### Exercise details:
Set down precisely the lines from the line with "Read all visible content and emit it as JSON." through the end of the material, inclusive, and no pictures.

### Record list:
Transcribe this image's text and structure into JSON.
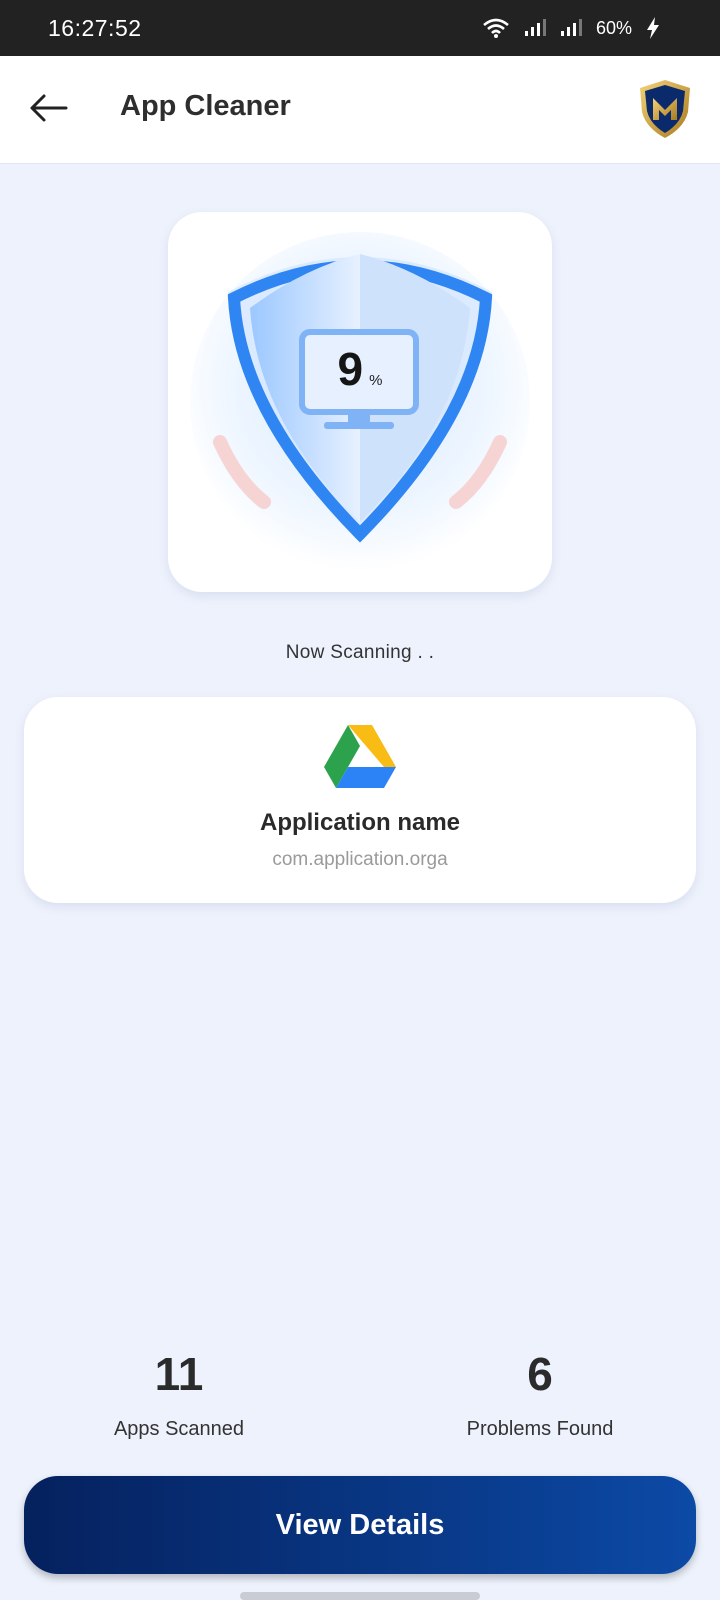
{
  "status_bar": {
    "time": "16:27:52",
    "battery": "60%",
    "icons": [
      "wifi-icon",
      "signal-icon",
      "signal-icon",
      "charging-icon"
    ]
  },
  "app_bar": {
    "title": "App Cleaner",
    "back_icon": "arrow-left-icon",
    "logo_icon": "shield-m-logo-icon"
  },
  "scan": {
    "percent": "9",
    "percent_sign": "%",
    "status_text": "Now Scanning . ."
  },
  "current_app": {
    "icon": "google-drive-icon",
    "name": "Application name",
    "package": "com.application.orga"
  },
  "stats": {
    "apps_scanned_value": "11",
    "apps_scanned_label": "Apps Scanned",
    "problems_found_value": "6",
    "problems_found_label": "Problems Found"
  },
  "actions": {
    "view_details_label": "View Details"
  },
  "colors": {
    "background": "#eef2fc",
    "accent_blue": "#2f86f2",
    "button_dark": "#05215e",
    "button_light": "#0c4aa6"
  }
}
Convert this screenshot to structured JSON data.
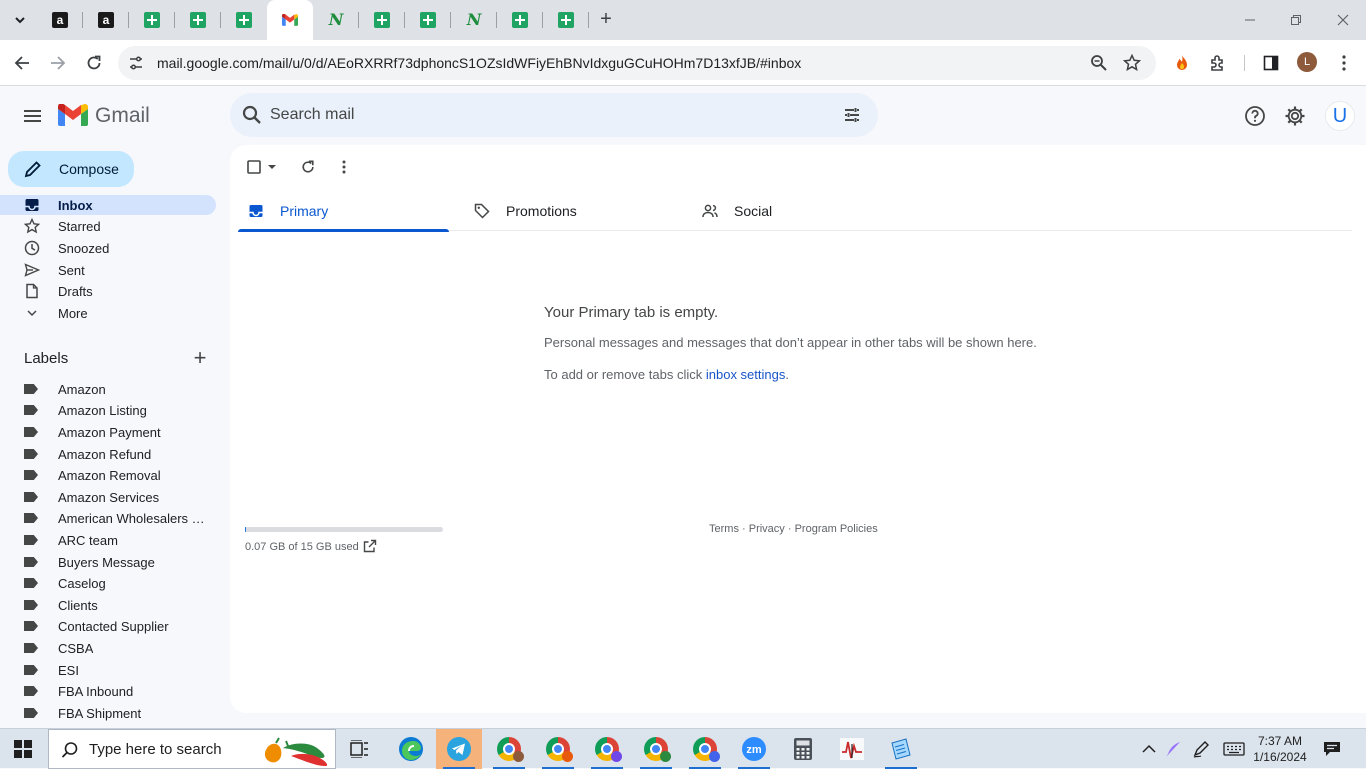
{
  "browser": {
    "tabs": [
      {
        "icon": "amazon-icon"
      },
      {
        "icon": "amazon-icon"
      },
      {
        "icon": "sheets-icon"
      },
      {
        "icon": "sheets-icon"
      },
      {
        "icon": "sheets-icon"
      },
      {
        "icon": "gmail-icon",
        "active": true
      },
      {
        "icon": "n-logo-icon"
      },
      {
        "icon": "sheets-icon"
      },
      {
        "icon": "sheets-icon"
      },
      {
        "icon": "n-logo-icon"
      },
      {
        "icon": "sheets-icon"
      },
      {
        "icon": "sheets-icon"
      }
    ],
    "new_tab_label": "+",
    "url": "mail.google.com/mail/u/0/d/AEoRXRRf73dphoncS1OZsIdWFiyEhBNvIdxguGCuHOHm7D13xfJB/#inbox",
    "profile_initial": "L"
  },
  "gmail": {
    "logo_text": "Gmail",
    "search": {
      "placeholder": "Search mail"
    },
    "account_initial": "U",
    "compose_label": "Compose",
    "nav": [
      {
        "label": "Inbox",
        "icon": "inbox-icon",
        "active": true
      },
      {
        "label": "Starred",
        "icon": "star-icon"
      },
      {
        "label": "Snoozed",
        "icon": "clock-icon"
      },
      {
        "label": "Sent",
        "icon": "send-icon"
      },
      {
        "label": "Drafts",
        "icon": "draft-icon"
      },
      {
        "label": "More",
        "icon": "chevron-down-icon"
      }
    ],
    "labels_heading": "Labels",
    "labels": [
      "Amazon",
      "Amazon Listing",
      "Amazon Payment",
      "Amazon Refund",
      "Amazon Removal",
      "Amazon Services",
      "American Wholesalers L...",
      "ARC team",
      "Buyers Message",
      "Caselog",
      "Clients",
      "Contacted Supplier",
      "CSBA",
      "ESI",
      "FBA Inbound",
      "FBA Shipment"
    ],
    "category_tabs": [
      {
        "label": "Primary",
        "icon": "inbox-icon",
        "active": true
      },
      {
        "label": "Promotions",
        "icon": "tag-icon"
      },
      {
        "label": "Social",
        "icon": "people-icon"
      }
    ],
    "empty_state": {
      "title": "Your Primary tab is empty.",
      "description": "Personal messages and messages that don’t appear in other tabs will be shown here.",
      "settings_prefix": "To add or remove tabs click ",
      "settings_link": "inbox settings",
      "settings_suffix": "."
    },
    "storage": {
      "text": "0.07 GB of 15 GB used",
      "used_fraction": 0.005
    },
    "footer": {
      "terms": "Terms",
      "sep": " · ",
      "privacy": "Privacy",
      "policies": "Program Policies"
    }
  },
  "taskbar": {
    "search_placeholder": "Type here to search",
    "clock_time": "7:37 AM",
    "clock_date": "1/16/2024",
    "accent_active": "#f5b27a"
  }
}
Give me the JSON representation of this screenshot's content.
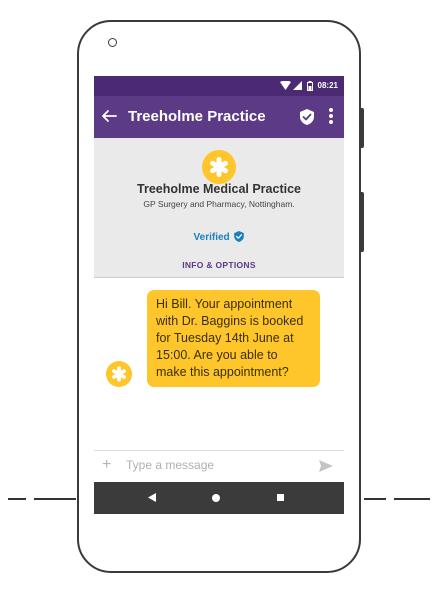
{
  "status_bar": {
    "time": "08:21"
  },
  "app_bar": {
    "title": "Treeholme Practice",
    "back_icon": "arrow-left-icon",
    "verified_icon": "shield-check-icon",
    "menu_icon": "more-vert-icon"
  },
  "business_info": {
    "name": "Treeholme Medical Practice",
    "subtitle": "GP Surgery and Pharmacy, Nottingham.",
    "verified_label": "Verified",
    "options_label": "INFO & OPTIONS",
    "logo_color": "#ffc62b"
  },
  "conversation": {
    "messages": [
      {
        "sender": "business",
        "text": "Hi Bill. Your appointment with Dr. Baggins is booked for Tuesday 14th June at 15:00. Are you able to make this appointment?"
      }
    ]
  },
  "composer": {
    "placeholder": "Type a message"
  },
  "colors": {
    "header": "#5d3a86",
    "status_bar": "#4b2a73",
    "accent": "#ffc62b",
    "verified": "#1a7fc1",
    "nav_bar": "#3b3b3b"
  }
}
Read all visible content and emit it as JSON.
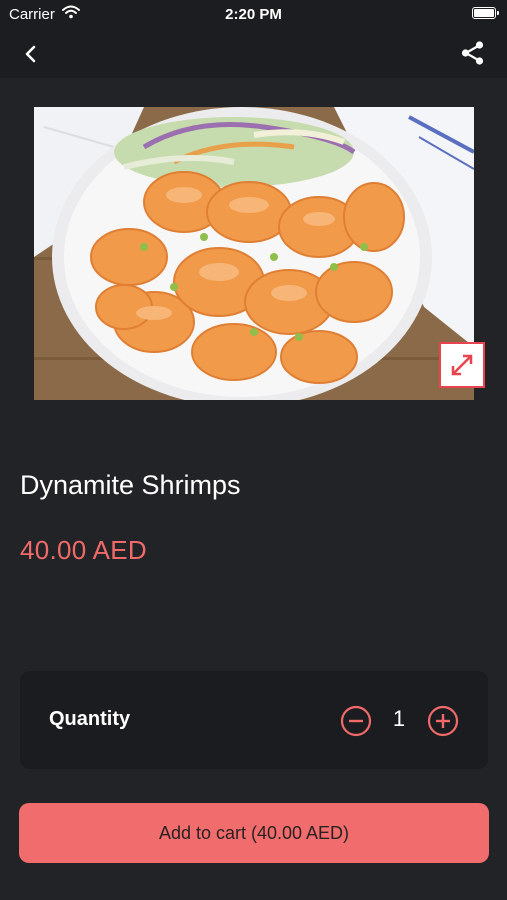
{
  "status_bar": {
    "carrier": "Carrier",
    "time": "2:20 PM",
    "icons": [
      "wifi-icon",
      "battery-icon"
    ]
  },
  "nav": {
    "icons": [
      "back-chevron-icon",
      "share-icon"
    ]
  },
  "product": {
    "title": "Dynamite Shrimps",
    "price": "40.00 AED",
    "image_icon": "expand-icon"
  },
  "quantity": {
    "label": "Quantity",
    "value": "1",
    "icons": [
      "minus-circle-icon",
      "plus-circle-icon"
    ]
  },
  "cart_button": {
    "label": "Add to cart (40.00 AED)"
  },
  "colors": {
    "background": "#222326",
    "accent": "#f06a6a",
    "card": "#1b1c1f"
  }
}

### Response to this task:
Read all visible content and emit it as JSON.
{
  "status_bar": {
    "carrier": "Carrier",
    "time": "2:20 PM",
    "icons": [
      "wifi-icon",
      "battery-icon"
    ]
  },
  "nav": {
    "icons": [
      "back-chevron-icon",
      "share-icon"
    ]
  },
  "product": {
    "title": "Dynamite Shrimps",
    "price": "40.00 AED",
    "image_icon": "expand-icon"
  },
  "quantity": {
    "label": "Quantity",
    "value": "1",
    "icons": [
      "minus-circle-icon",
      "plus-circle-icon"
    ]
  },
  "cart_button": {
    "label": "Add to cart (40.00 AED)"
  },
  "colors": {
    "background": "#222326",
    "accent": "#f06a6a",
    "card": "#1b1c1f"
  }
}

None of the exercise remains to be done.